-- begin Supplied material --
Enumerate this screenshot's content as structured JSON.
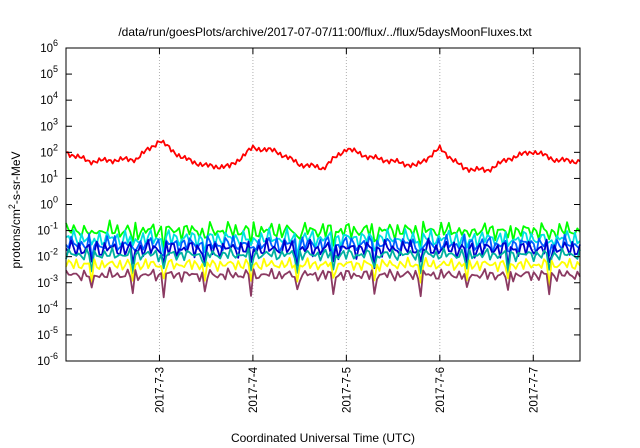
{
  "chart_data": {
    "type": "line",
    "title": "/data/run/goesPlots/archive/2017-07-07/11:00/flux/../flux/5daysMoonFluxes.txt",
    "xlabel": "Coordinated Universal Time (UTC)",
    "ylabel_parts": [
      "protons/cm",
      "2",
      "-s-sr-MeV"
    ],
    "y_scale": "log",
    "y_tick_base": "10",
    "y_tick_exponents": [
      "6",
      "5",
      "4",
      "3",
      "2",
      "1",
      "0",
      "-1",
      "-2",
      "-3",
      "-4",
      "-5",
      "-6"
    ],
    "ylim": [
      1e-06,
      1000000.0
    ],
    "xlim": [
      "2017-07-02 00:00",
      "2017-07-07 12:00"
    ],
    "x_ticks": [
      "2017-7-3",
      "2017-7-4",
      "2017-7-5",
      "2017-7-6",
      "2017-7-7"
    ],
    "grid": true,
    "legend": "none",
    "series": [
      {
        "color": "#ff0000",
        "points": [
          [
            "2017-07-02 00:00",
            100
          ],
          [
            "2017-07-02 06:00",
            45
          ],
          [
            "2017-07-02 12:00",
            50
          ],
          [
            "2017-07-02 18:00",
            55
          ],
          [
            "2017-07-03 00:00",
            280
          ],
          [
            "2017-07-03 06:00",
            60
          ],
          [
            "2017-07-03 12:00",
            30
          ],
          [
            "2017-07-03 18:00",
            28
          ],
          [
            "2017-07-04 00:00",
            150
          ],
          [
            "2017-07-04 06:00",
            110
          ],
          [
            "2017-07-04 12:00",
            35
          ],
          [
            "2017-07-04 18:00",
            25
          ],
          [
            "2017-07-05 00:00",
            140
          ],
          [
            "2017-07-05 06:00",
            65
          ],
          [
            "2017-07-05 12:00",
            45
          ],
          [
            "2017-07-05 18:00",
            30
          ],
          [
            "2017-07-06 00:00",
            140
          ],
          [
            "2017-07-06 06:00",
            25
          ],
          [
            "2017-07-06 12:00",
            20
          ],
          [
            "2017-07-06 18:00",
            60
          ],
          [
            "2017-07-07 00:00",
            110
          ],
          [
            "2017-07-07 06:00",
            50
          ],
          [
            "2017-07-07 12:00",
            45
          ]
        ]
      },
      {
        "color": "#00ff00",
        "level": 0.1
      },
      {
        "color": "#00e0e0",
        "level": 0.05
      },
      {
        "color": "#0060ff",
        "level": 0.03
      },
      {
        "color": "#0000cc",
        "level": 0.02
      },
      {
        "color": "#00b0a0",
        "level": 0.012
      },
      {
        "color": "#ffff00",
        "level": 0.005
      },
      {
        "color": "#8b3a62",
        "level": 0.002
      }
    ]
  }
}
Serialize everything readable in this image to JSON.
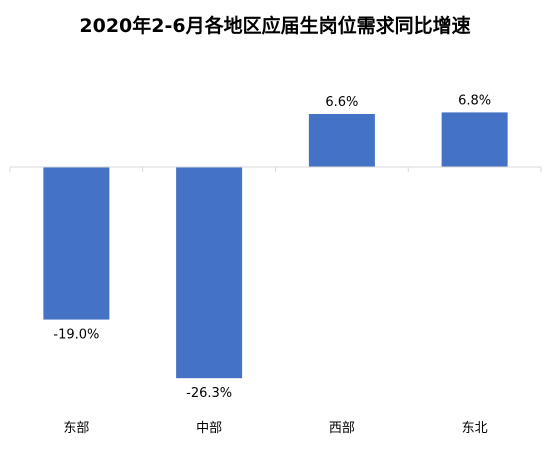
{
  "chart_data": {
    "type": "bar",
    "title": "2020年2-6月各地区应届生岗位需求同比增速",
    "categories": [
      "东部",
      "中部",
      "西部",
      "东北"
    ],
    "values": [
      -19.0,
      -26.3,
      6.6,
      6.8
    ],
    "data_labels": [
      "-19.0%",
      "-26.3%",
      "6.6%",
      "6.8%"
    ],
    "unit": "%",
    "ylim": [
      -30,
      10
    ],
    "grid": false,
    "legend": "none",
    "bar_color": "#4472C4",
    "axis_color": "#D9D9D9"
  }
}
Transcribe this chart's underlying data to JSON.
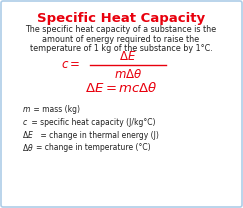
{
  "title": "Specific Heat Capacity",
  "title_color": "#e8000d",
  "desc_line1": "The specific heat capacity of a substance is the",
  "desc_line2": "amount of energy required to raise the",
  "desc_line3": "temperature of 1 kg of the substance by 1°C.",
  "formula_color": "#e8000d",
  "bg_color": "#ffffff",
  "border_color": "#aecde8",
  "text_color": "#222222",
  "title_fontsize": 9.5,
  "desc_fontsize": 5.8,
  "formula_fontsize": 8.5,
  "legend_fontsize": 5.5
}
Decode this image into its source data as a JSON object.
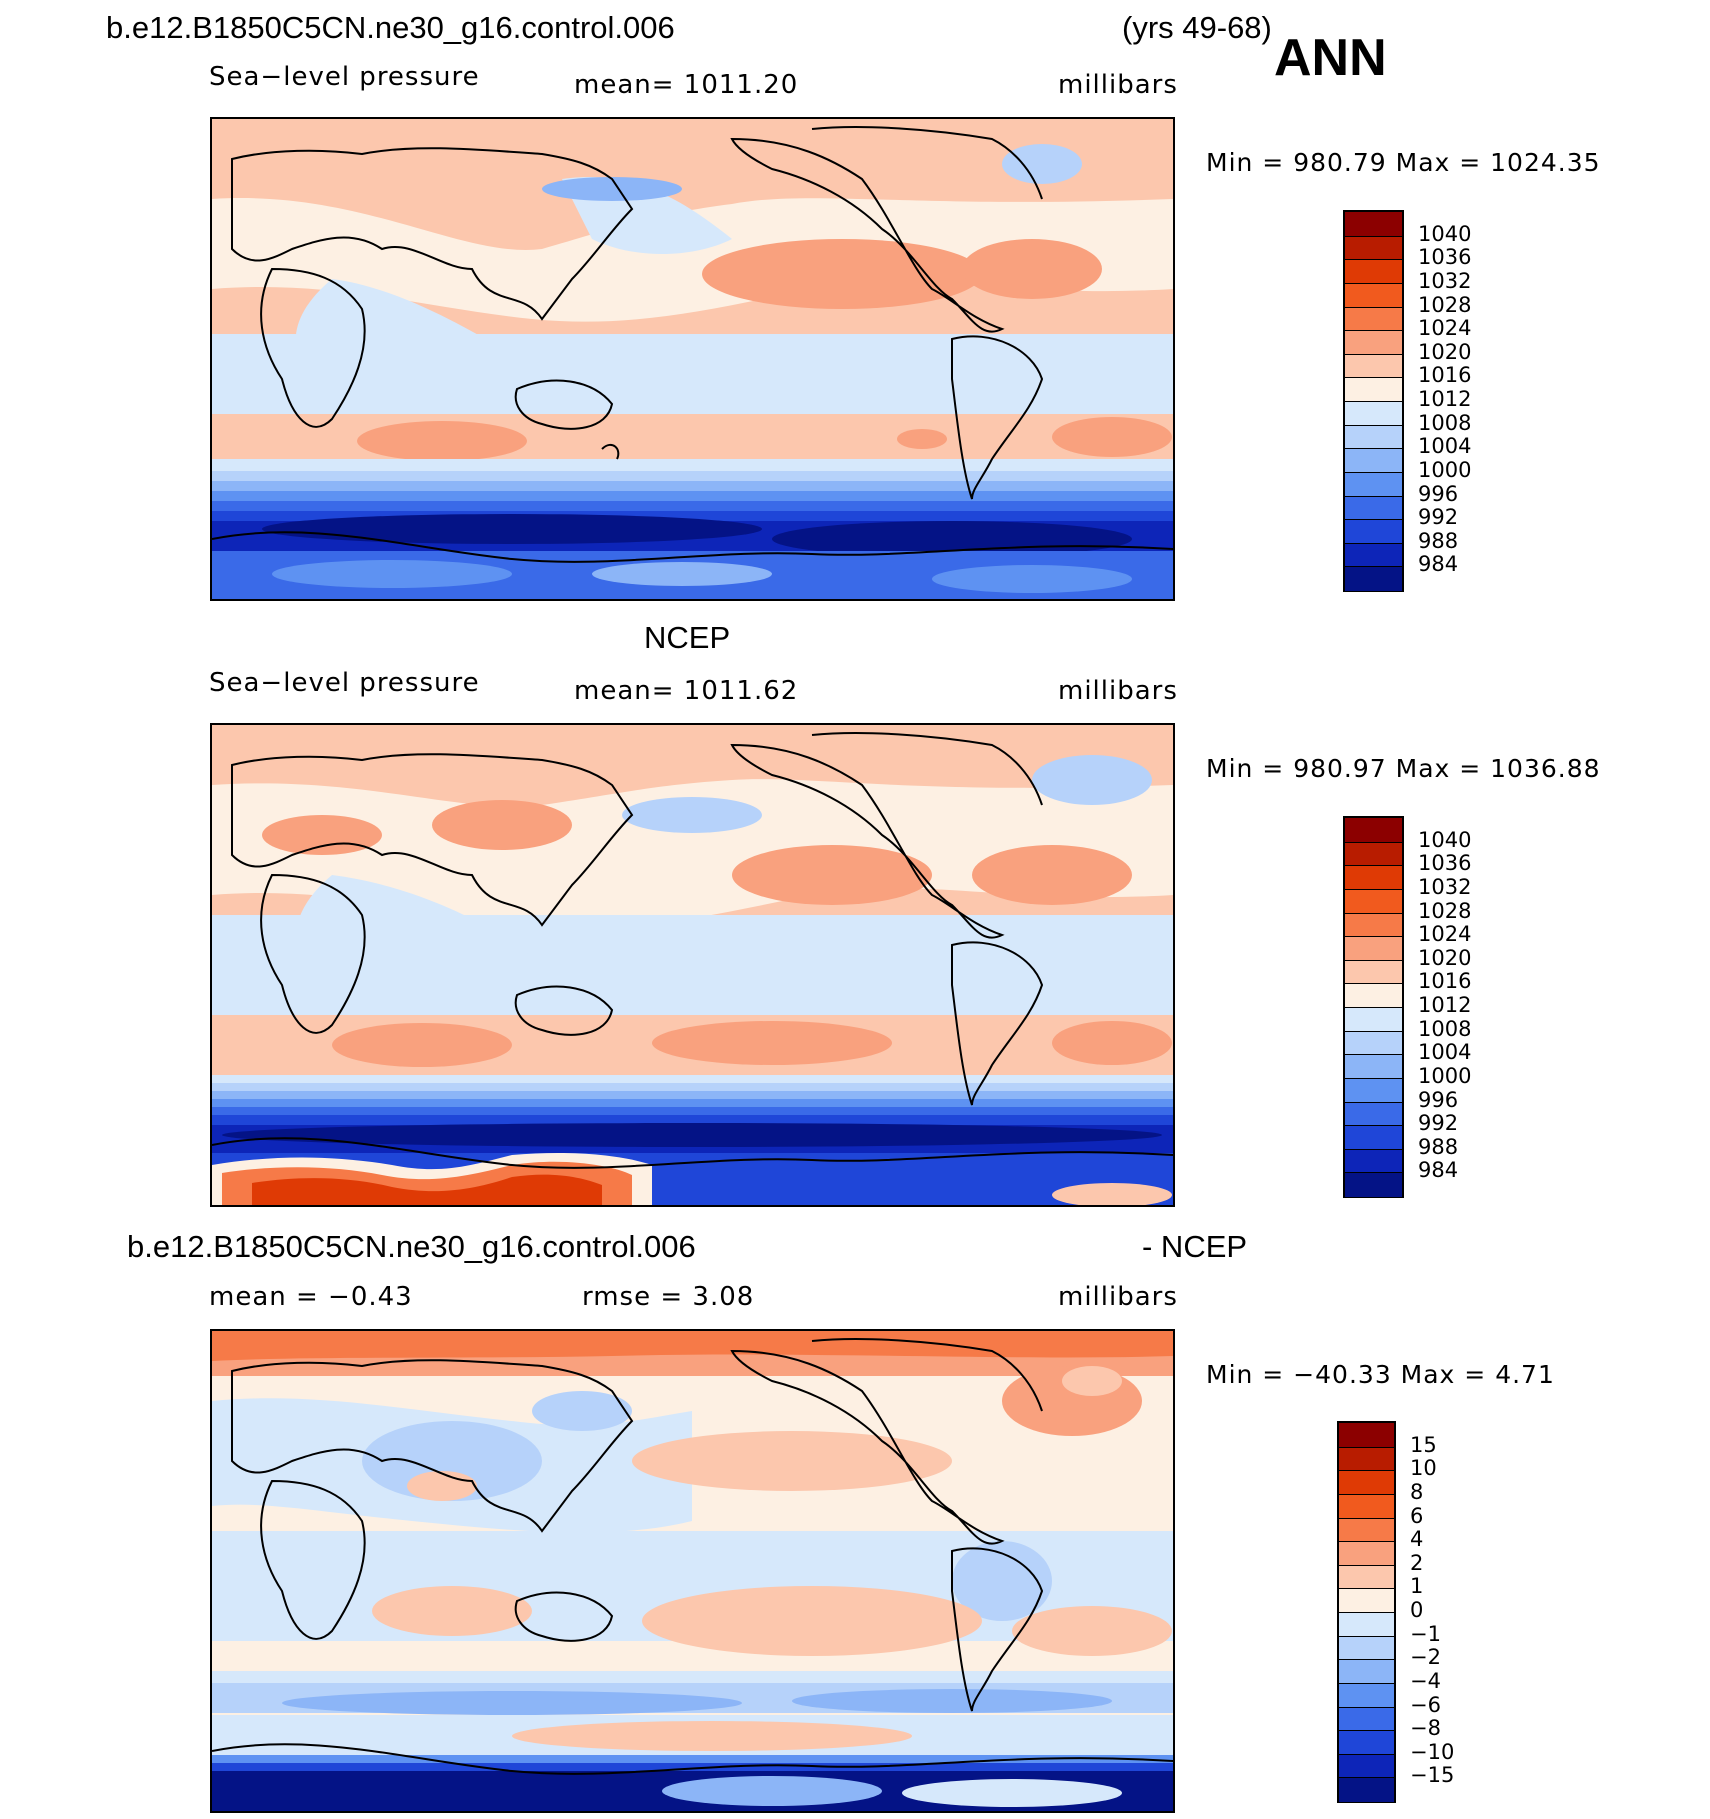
{
  "header": {
    "case_title": "b.e12.B1850C5CN.ne30_g16.control.006",
    "years": "(yrs 49-68)",
    "season": "ANN"
  },
  "panels": [
    {
      "title": "",
      "variable": "Sea−level pressure",
      "mean_label": "mean=  1011.20",
      "units": "millibars",
      "minmax": "Min  =  980.79  Max  =  1024.35",
      "colorbar": {
        "labels": [
          "1040",
          "1036",
          "1032",
          "1028",
          "1024",
          "1020",
          "1016",
          "1012",
          "1008",
          "1004",
          "1000",
          "996",
          "992",
          "988",
          "984"
        ],
        "colors": [
          "#8c0000",
          "#b81c00",
          "#df3a05",
          "#f15a1e",
          "#f67a48",
          "#f9a17e",
          "#fcc7ad",
          "#fdf0e3",
          "#d6e8fb",
          "#b6d2fa",
          "#8cb5f7",
          "#5e92f2",
          "#3a6ae8",
          "#1f46d8",
          "#0d25b8",
          "#041386"
        ]
      }
    },
    {
      "title": "NCEP",
      "variable": "Sea−level pressure",
      "mean_label": "mean=  1011.62",
      "units": "millibars",
      "minmax": "Min  =  980.97  Max  =  1036.88",
      "colorbar": {
        "labels": [
          "1040",
          "1036",
          "1032",
          "1028",
          "1024",
          "1020",
          "1016",
          "1012",
          "1008",
          "1004",
          "1000",
          "996",
          "992",
          "988",
          "984"
        ],
        "colors": [
          "#8c0000",
          "#b81c00",
          "#df3a05",
          "#f15a1e",
          "#f67a48",
          "#f9a17e",
          "#fcc7ad",
          "#fdf0e3",
          "#d6e8fb",
          "#b6d2fa",
          "#8cb5f7",
          "#5e92f2",
          "#3a6ae8",
          "#1f46d8",
          "#0d25b8",
          "#041386"
        ]
      }
    },
    {
      "title_left": "b.e12.B1850C5CN.ne30_g16.control.006",
      "title_right": "- NCEP",
      "mean_label": "mean  =    −0.43",
      "rmse_label": "rmse  =     3.08",
      "units": "millibars",
      "minmax": "Min  =  −40.33  Max  =     4.71",
      "colorbar": {
        "labels": [
          "15",
          "10",
          "8",
          "6",
          "4",
          "2",
          "1",
          "0",
          "−1",
          "−2",
          "−4",
          "−6",
          "−8",
          "−10",
          "−15"
        ],
        "colors": [
          "#8c0000",
          "#b81c00",
          "#df3a05",
          "#f15a1e",
          "#f67a48",
          "#f9a17e",
          "#fcc7ad",
          "#fdf0e3",
          "#d6e8fb",
          "#b6d2fa",
          "#8cb5f7",
          "#5e92f2",
          "#3a6ae8",
          "#1f46d8",
          "#0d25b8",
          "#041386"
        ]
      }
    }
  ]
}
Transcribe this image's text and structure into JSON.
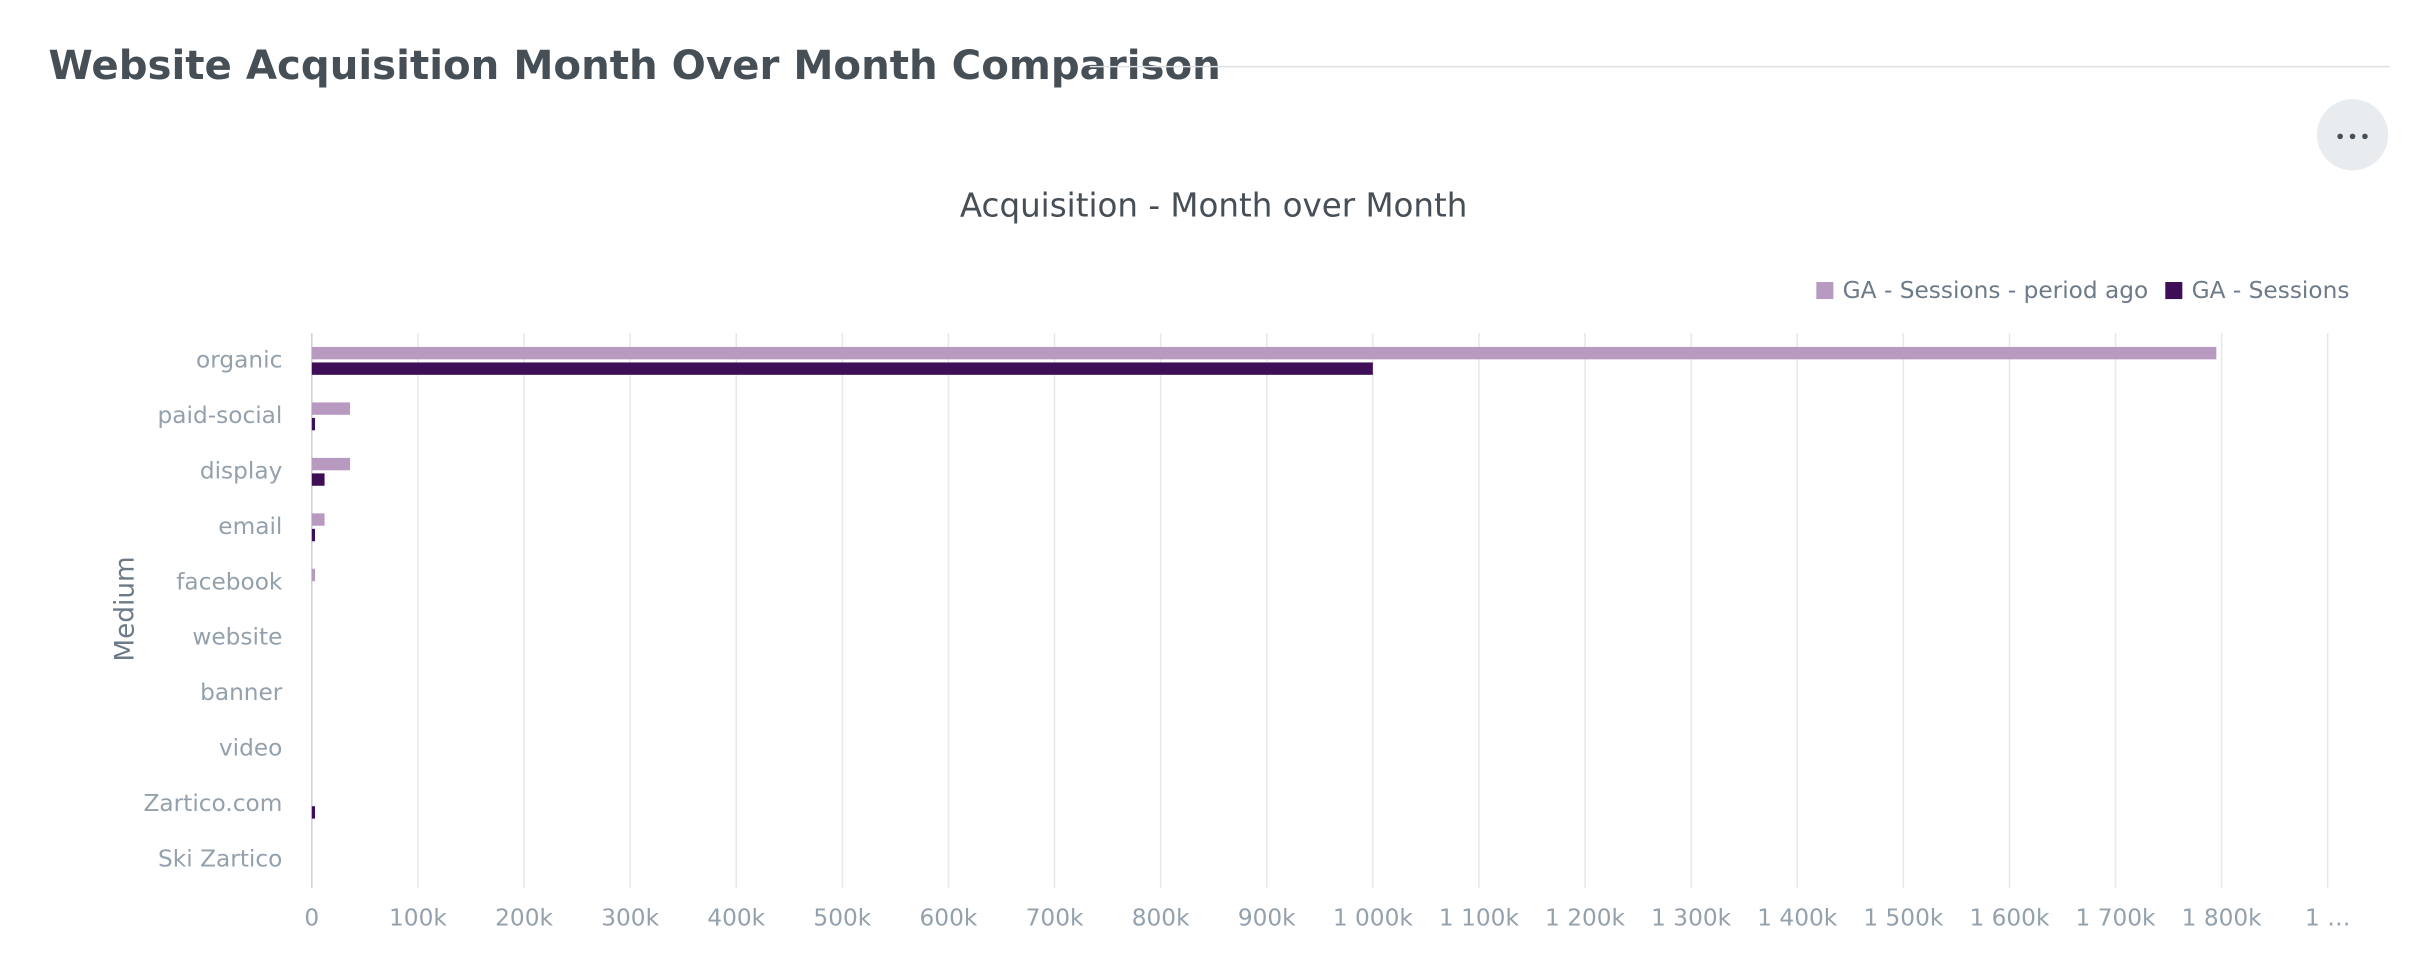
-- end Supplied material --
» **Directions**
Repeat the material exactly as it reads, without any of its pictures.

» **Solved exercise**
Enumerate this screenshot's content as structured JSON.
{
  "chart_data": {
    "type": "line",
    "title": "/data/run/goesPlots/archive/2017-07-07/11:00/flux/../flux/5daysMoonFluxes.txt",
    "xlabel": "Coordinated Universal Time (UTC)",
    "ylabel_parts": [
      "protons/cm",
      "2",
      "-s-sr-MeV"
    ],
    "y_scale": "log",
    "y_tick_base": "10",
    "y_tick_exponents": [
      "6",
      "5",
      "4",
      "3",
      "2",
      "1",
      "0",
      "-1",
      "-2",
      "-3",
      "-4",
      "-5",
      "-6"
    ],
    "ylim": [
      1e-06,
      1000000.0
    ],
    "xlim": [
      "2017-07-02 00:00",
      "2017-07-07 12:00"
    ],
    "x_ticks": [
      "2017-7-3",
      "2017-7-4",
      "2017-7-5",
      "2017-7-6",
      "2017-7-7"
    ],
    "grid": true,
    "legend": "none",
    "series": [
      {
        "color": "#ff0000",
        "points": [
          [
            "2017-07-02 00:00",
            100
          ],
          [
            "2017-07-02 06:00",
            45
          ],
          [
            "2017-07-02 12:00",
            50
          ],
          [
            "2017-07-02 18:00",
            55
          ],
          [
            "2017-07-03 00:00",
            280
          ],
          [
            "2017-07-03 06:00",
            60
          ],
          [
            "2017-07-03 12:00",
            30
          ],
          [
            "2017-07-03 18:00",
            28
          ],
          [
            "2017-07-04 00:00",
            150
          ],
          [
            "2017-07-04 06:00",
            110
          ],
          [
            "2017-07-04 12:00",
            35
          ],
          [
            "2017-07-04 18:00",
            25
          ],
          [
            "2017-07-05 00:00",
            140
          ],
          [
            "2017-07-05 06:00",
            65
          ],
          [
            "2017-07-05 12:00",
            45
          ],
          [
            "2017-07-05 18:00",
            30
          ],
          [
            "2017-07-06 00:00",
            140
          ],
          [
            "2017-07-06 06:00",
            25
          ],
          [
            "2017-07-06 12:00",
            20
          ],
          [
            "2017-07-06 18:00",
            60
          ],
          [
            "2017-07-07 00:00",
            110
          ],
          [
            "2017-07-07 06:00",
            50
          ],
          [
            "2017-07-07 12:00",
            45
          ]
        ]
      },
      {
        "color": "#00ff00",
        "level": 0.1
      },
      {
        "color": "#00e0e0",
        "level": 0.05
      },
      {
        "color": "#0060ff",
        "level": 0.03
      },
      {
        "color": "#0000cc",
        "level": 0.02
      },
      {
        "color": "#00b0a0",
        "level": 0.012
      },
      {
        "color": "#ffff00",
        "level": 0.005
      },
      {
        "color": "#8b3a62",
        "level": 0.002
      }
    ]
  }
}
Serialize everything readable in this image to JSON.
{
  "chart_data": {
    "type": "bar",
    "title": "2020年2-6月各地区应届生岗位需求同比增速",
    "categories": [
      "东部",
      "中部",
      "西部",
      "东北"
    ],
    "values": [
      -19.0,
      -26.3,
      6.6,
      6.8
    ],
    "data_labels": [
      "-19.0%",
      "-26.3%",
      "6.6%",
      "6.8%"
    ],
    "unit": "%",
    "ylim": [
      -30,
      10
    ],
    "grid": false,
    "legend": "none",
    "bar_color": "#4472C4",
    "axis_color": "#D9D9D9"
  }
}
Transcribe this chart's underlying data to JSON.
{
  "title": "Specific Heat Capacity",
  "title_color": "#e8000d",
  "desc_line1": "The specific heat capacity of a substance is the",
  "desc_line2": "amount of energy required to raise the",
  "desc_line3": "temperature of 1 kg of the substance by 1°C.",
  "formula_color": "#e8000d",
  "bg_color": "#ffffff",
  "border_color": "#aecde8",
  "text_color": "#222222",
  "title_fontsize": 9.5,
  "desc_fontsize": 5.8,
  "formula_fontsize": 8.5,
  "legend_fontsize": 5.5
}
Decode this image into its source data as a JSON object.
{
  "header": {
    "case_title": "b.e12.B1850C5CN.ne30_g16.control.006",
    "years": "(yrs 49-68)",
    "season": "ANN"
  },
  "panels": [
    {
      "title": "",
      "variable": "Sea−level pressure",
      "mean_label": "mean=  1011.20",
      "units": "millibars",
      "minmax": "Min  =  980.79  Max  =  1024.35",
      "colorbar": {
        "labels": [
          "1040",
          "1036",
          "1032",
          "1028",
          "1024",
          "1020",
          "1016",
          "1012",
          "1008",
          "1004",
          "1000",
          "996",
          "992",
          "988",
          "984"
        ],
        "colors": [
          "#8c0000",
          "#b81c00",
          "#df3a05",
          "#f15a1e",
          "#f67a48",
          "#f9a17e",
          "#fcc7ad",
          "#fdf0e3",
          "#d6e8fb",
          "#b6d2fa",
          "#8cb5f7",
          "#5e92f2",
          "#3a6ae8",
          "#1f46d8",
          "#0d25b8",
          "#041386"
        ]
      }
    },
    {
      "title": "NCEP",
      "variable": "Sea−level pressure",
      "mean_label": "mean=  1011.62",
      "units": "millibars",
      "minmax": "Min  =  980.97  Max  =  1036.88",
      "colorbar": {
        "labels": [
          "1040",
          "1036",
          "1032",
          "1028",
          "1024",
          "1020",
          "1016",
          "1012",
          "1008",
          "1004",
          "1000",
          "996",
          "992",
          "988",
          "984"
        ],
        "colors": [
          "#8c0000",
          "#b81c00",
          "#df3a05",
          "#f15a1e",
          "#f67a48",
          "#f9a17e",
          "#fcc7ad",
          "#fdf0e3",
          "#d6e8fb",
          "#b6d2fa",
          "#8cb5f7",
          "#5e92f2",
          "#3a6ae8",
          "#1f46d8",
          "#0d25b8",
          "#041386"
        ]
      }
    },
    {
      "title_left": "b.e12.B1850C5CN.ne30_g16.control.006",
      "title_right": "- NCEP",
      "mean_label": "mean  =    −0.43",
      "rmse_label": "rmse  =     3.08",
      "units": "millibars",
      "minmax": "Min  =  −40.33  Max  =     4.71",
      "colorbar": {
        "labels": [
          "15",
          "10",
          "8",
          "6",
          "4",
          "2",
          "1",
          "0",
          "−1",
          "−2",
          "−4",
          "−6",
          "−8",
          "−10",
          "−15"
        ],
        "colors": [
          "#8c0000",
          "#b81c00",
          "#df3a05",
          "#f15a1e",
          "#f67a48",
          "#f9a17e",
          "#fcc7ad",
          "#fdf0e3",
          "#d6e8fb",
          "#b6d2fa",
          "#8cb5f7",
          "#5e92f2",
          "#3a6ae8",
          "#1f46d8",
          "#0d25b8",
          "#041386"
        ]
      }
    }
  ]
}
Transcribe this image's text and structure into JSON.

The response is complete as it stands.